YOUR GOAL -> Output exactly, and only, the stretch of lines beginning at the line with "Output the text content of this document." and ending at the last line of the listing below. Drop the pictures.

(Dataset items)
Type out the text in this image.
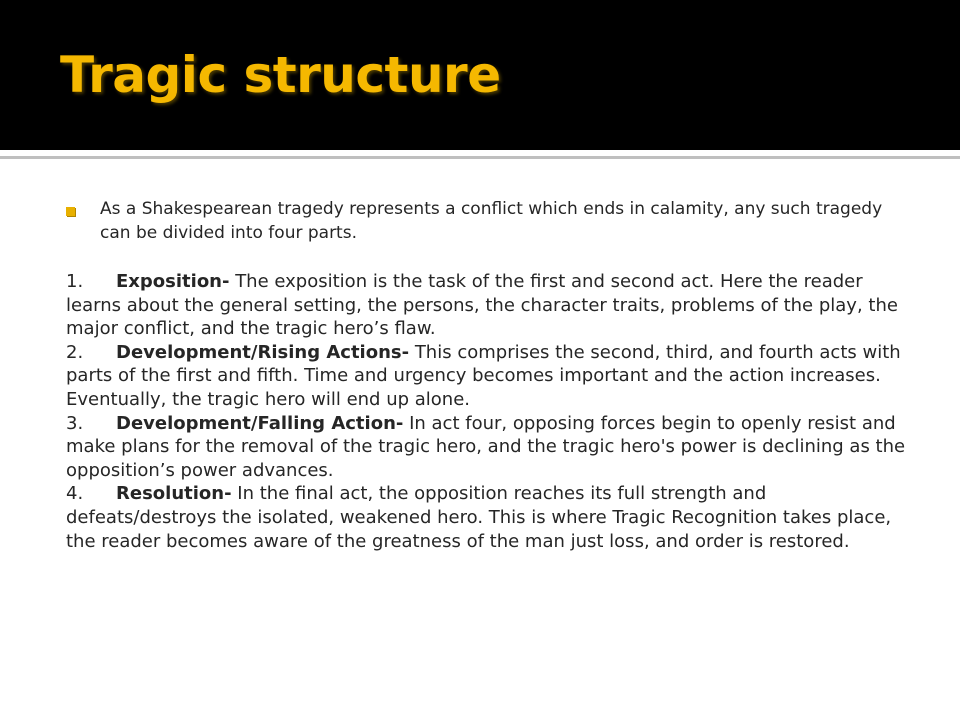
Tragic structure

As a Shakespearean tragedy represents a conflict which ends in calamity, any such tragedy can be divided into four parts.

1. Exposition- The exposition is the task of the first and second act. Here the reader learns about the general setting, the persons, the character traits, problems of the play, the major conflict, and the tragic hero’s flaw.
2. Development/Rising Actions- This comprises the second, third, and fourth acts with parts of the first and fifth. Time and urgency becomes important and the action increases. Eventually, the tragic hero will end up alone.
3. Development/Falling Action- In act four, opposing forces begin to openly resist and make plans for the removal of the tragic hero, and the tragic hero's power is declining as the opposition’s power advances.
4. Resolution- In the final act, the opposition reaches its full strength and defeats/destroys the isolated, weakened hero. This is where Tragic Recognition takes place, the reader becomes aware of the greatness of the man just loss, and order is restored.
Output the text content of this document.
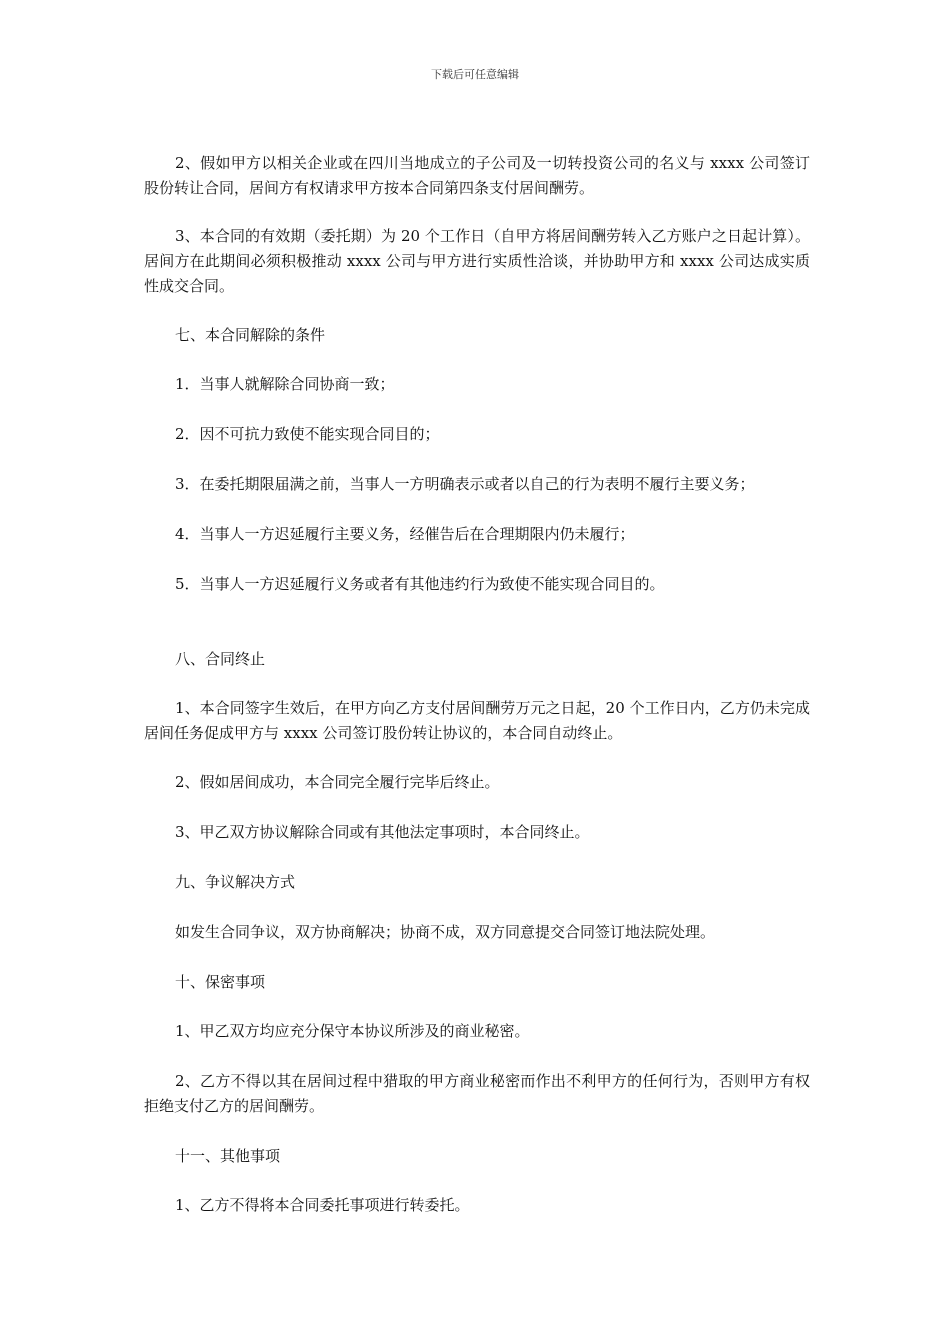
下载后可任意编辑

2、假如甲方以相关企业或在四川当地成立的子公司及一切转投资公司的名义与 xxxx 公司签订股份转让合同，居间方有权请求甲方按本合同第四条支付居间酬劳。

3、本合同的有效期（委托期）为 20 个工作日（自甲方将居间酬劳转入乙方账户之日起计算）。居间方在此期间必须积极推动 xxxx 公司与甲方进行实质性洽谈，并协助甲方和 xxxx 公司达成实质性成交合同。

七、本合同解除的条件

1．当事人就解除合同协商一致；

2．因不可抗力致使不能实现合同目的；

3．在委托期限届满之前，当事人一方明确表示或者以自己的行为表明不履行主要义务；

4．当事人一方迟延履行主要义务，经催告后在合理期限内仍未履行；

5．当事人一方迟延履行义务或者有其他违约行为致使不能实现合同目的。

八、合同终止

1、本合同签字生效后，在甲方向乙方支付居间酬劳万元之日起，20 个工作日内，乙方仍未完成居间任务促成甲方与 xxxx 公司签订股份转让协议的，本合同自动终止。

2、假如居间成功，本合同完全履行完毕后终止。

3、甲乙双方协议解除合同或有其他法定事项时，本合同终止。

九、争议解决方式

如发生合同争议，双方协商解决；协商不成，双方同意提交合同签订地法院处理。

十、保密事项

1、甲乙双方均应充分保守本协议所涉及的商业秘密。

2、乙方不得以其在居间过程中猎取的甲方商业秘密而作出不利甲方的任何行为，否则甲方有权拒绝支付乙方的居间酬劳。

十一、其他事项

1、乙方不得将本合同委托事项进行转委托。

FULL OUTPUT ->
Output the text content of this document.
下载后可任意编辑

2、假如甲方以相关企业或在四川当地成立的子公司及一切转投资公司的名义与 xxxx 公司签订股份转让合同，居间方有权请求甲方按本合同第四条支付居间酬劳。

3、本合同的有效期（委托期）为 20 个工作日（自甲方将居间酬劳转入乙方账户之日起计算）。居间方在此期间必须积极推动 xxxx 公司与甲方进行实质性洽谈，并协助甲方和 xxxx 公司达成实质性成交合同。

七、本合同解除的条件

1．当事人就解除合同协商一致；

2．因不可抗力致使不能实现合同目的；

3．在委托期限届满之前，当事人一方明确表示或者以自己的行为表明不履行主要义务；

4．当事人一方迟延履行主要义务，经催告后在合理期限内仍未履行；

5．当事人一方迟延履行义务或者有其他违约行为致使不能实现合同目的。

八、合同终止

1、本合同签字生效后，在甲方向乙方支付居间酬劳万元之日起，20 个工作日内，乙方仍未完成居间任务促成甲方与 xxxx 公司签订股份转让协议的，本合同自动终止。

2、假如居间成功，本合同完全履行完毕后终止。

3、甲乙双方协议解除合同或有其他法定事项时，本合同终止。

九、争议解决方式

如发生合同争议，双方协商解决；协商不成，双方同意提交合同签订地法院处理。

十、保密事项

1、甲乙双方均应充分保守本协议所涉及的商业秘密。

2、乙方不得以其在居间过程中猎取的甲方商业秘密而作出不利甲方的任何行为，否则甲方有权拒绝支付乙方的居间酬劳。

十一、其他事项

1、乙方不得将本合同委托事项进行转委托。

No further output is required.